Data records
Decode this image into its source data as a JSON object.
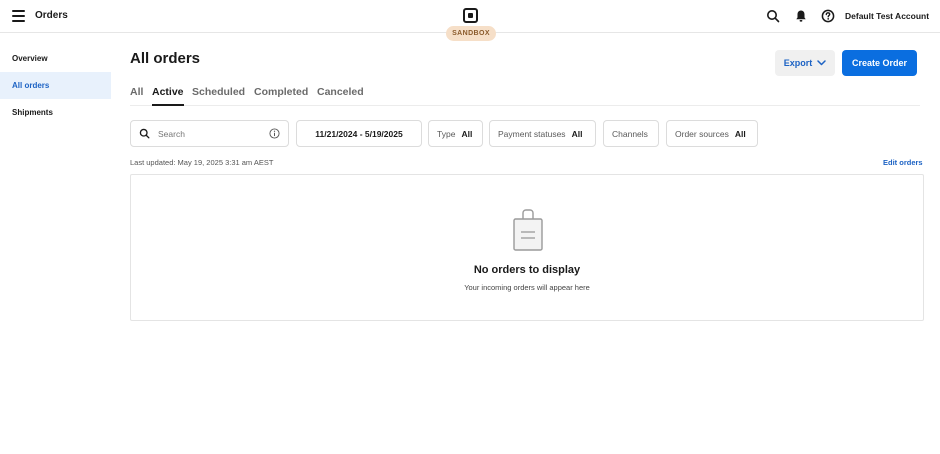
{
  "header": {
    "app_title": "Orders",
    "badge": "SANDBOX",
    "account": "Default Test Account",
    "icons": [
      "menu-icon",
      "square-logo-icon",
      "search-icon",
      "bell-icon",
      "help-icon"
    ]
  },
  "sidebar": {
    "items": [
      {
        "label": "Overview",
        "active": false
      },
      {
        "label": "All orders",
        "active": true
      },
      {
        "label": "Shipments",
        "active": false
      }
    ]
  },
  "main": {
    "title": "All orders",
    "export_label": "Export",
    "create_label": "Create Order",
    "tabs": [
      {
        "label": "All",
        "active": false
      },
      {
        "label": "Active",
        "active": true
      },
      {
        "label": "Scheduled",
        "active": false
      },
      {
        "label": "Completed",
        "active": false
      },
      {
        "label": "Canceled",
        "active": false
      }
    ],
    "filters": {
      "search_placeholder": "Search",
      "date_range": "11/21/2024 - 5/19/2025",
      "type_label": "Type",
      "type_value": "All",
      "payment_label": "Payment statuses",
      "payment_value": "All",
      "channels_label": "Channels",
      "sources_label": "Order sources",
      "sources_value": "All"
    },
    "last_updated": "Last updated: May 19, 2025 3:31 am AEST",
    "edit_orders": "Edit orders",
    "empty": {
      "title": "No orders to display",
      "subtitle": "Your incoming orders will appear here"
    }
  },
  "colors": {
    "accent": "#0a6ee0",
    "link": "#1d63c4",
    "sidebar_active_bg": "#e8f1fc",
    "sandbox_bg": "#f6dfc8"
  }
}
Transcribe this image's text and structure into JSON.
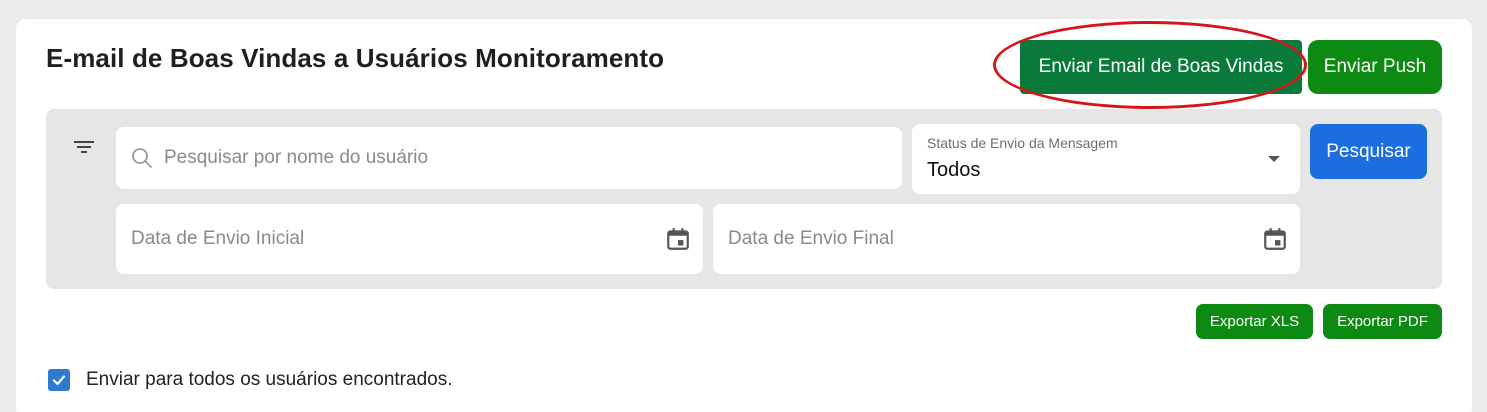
{
  "header": {
    "title": "E-mail de Boas Vindas a Usuários Monitoramento",
    "send_welcome_label": "Enviar Email de Boas Vindas",
    "send_push_label": "Enviar Push"
  },
  "filters": {
    "search_placeholder": "Pesquisar por nome do usuário",
    "status_label": "Status de Envio da Mensagem",
    "status_value": "Todos",
    "search_button_label": "Pesquisar",
    "date_start_placeholder": "Data de Envio Inicial",
    "date_end_placeholder": "Data de Envio Final"
  },
  "export": {
    "xls_label": "Exportar XLS",
    "pdf_label": "Exportar PDF"
  },
  "send_all": {
    "checked": true,
    "label": "Enviar para todos os usuários encontrados."
  },
  "colors": {
    "welcome_button": "#0a7a3b",
    "push_button": "#0c8a12",
    "search_button": "#1b6ee0",
    "highlight": "#d4161a",
    "checkbox": "#2f7bd1"
  },
  "icons": [
    "filter-icon",
    "search-icon",
    "calendar-icon",
    "check-icon",
    "chevron-down-icon"
  ]
}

WHAT IS NEEDED
Take the listing and print it again exactly, but without any pictures.

RESPONSE
Decode this image into its source data as a JSON object.
{
  "header": {
    "app_title": "Orders",
    "badge": "SANDBOX",
    "account": "Default Test Account",
    "icons": [
      "menu-icon",
      "square-logo-icon",
      "search-icon",
      "bell-icon",
      "help-icon"
    ]
  },
  "sidebar": {
    "items": [
      {
        "label": "Overview",
        "active": false
      },
      {
        "label": "All orders",
        "active": true
      },
      {
        "label": "Shipments",
        "active": false
      }
    ]
  },
  "main": {
    "title": "All orders",
    "export_label": "Export",
    "create_label": "Create Order",
    "tabs": [
      {
        "label": "All",
        "active": false
      },
      {
        "label": "Active",
        "active": true
      },
      {
        "label": "Scheduled",
        "active": false
      },
      {
        "label": "Completed",
        "active": false
      },
      {
        "label": "Canceled",
        "active": false
      }
    ],
    "filters": {
      "search_placeholder": "Search",
      "date_range": "11/21/2024 - 5/19/2025",
      "type_label": "Type",
      "type_value": "All",
      "payment_label": "Payment statuses",
      "payment_value": "All",
      "channels_label": "Channels",
      "sources_label": "Order sources",
      "sources_value": "All"
    },
    "last_updated": "Last updated: May 19, 2025 3:31 am AEST",
    "edit_orders": "Edit orders",
    "empty": {
      "title": "No orders to display",
      "subtitle": "Your incoming orders will appear here"
    }
  },
  "colors": {
    "accent": "#0a6ee0",
    "link": "#1d63c4",
    "sidebar_active_bg": "#e8f1fc",
    "sandbox_bg": "#f6dfc8"
  }
}
Transcribe this image's text and structure into JSON.
{
  "header": {
    "title": "E-mail de Boas Vindas a Usuários Monitoramento",
    "send_welcome_label": "Enviar Email de Boas Vindas",
    "send_push_label": "Enviar Push"
  },
  "filters": {
    "search_placeholder": "Pesquisar por nome do usuário",
    "status_label": "Status de Envio da Mensagem",
    "status_value": "Todos",
    "search_button_label": "Pesquisar",
    "date_start_placeholder": "Data de Envio Inicial",
    "date_end_placeholder": "Data de Envio Final"
  },
  "export": {
    "xls_label": "Exportar XLS",
    "pdf_label": "Exportar PDF"
  },
  "send_all": {
    "checked": true,
    "label": "Enviar para todos os usuários encontrados."
  },
  "colors": {
    "welcome_button": "#0a7a3b",
    "push_button": "#0c8a12",
    "search_button": "#1b6ee0",
    "highlight": "#d4161a",
    "checkbox": "#2f7bd1"
  },
  "icons": [
    "filter-icon",
    "search-icon",
    "calendar-icon",
    "check-icon",
    "chevron-down-icon"
  ]
}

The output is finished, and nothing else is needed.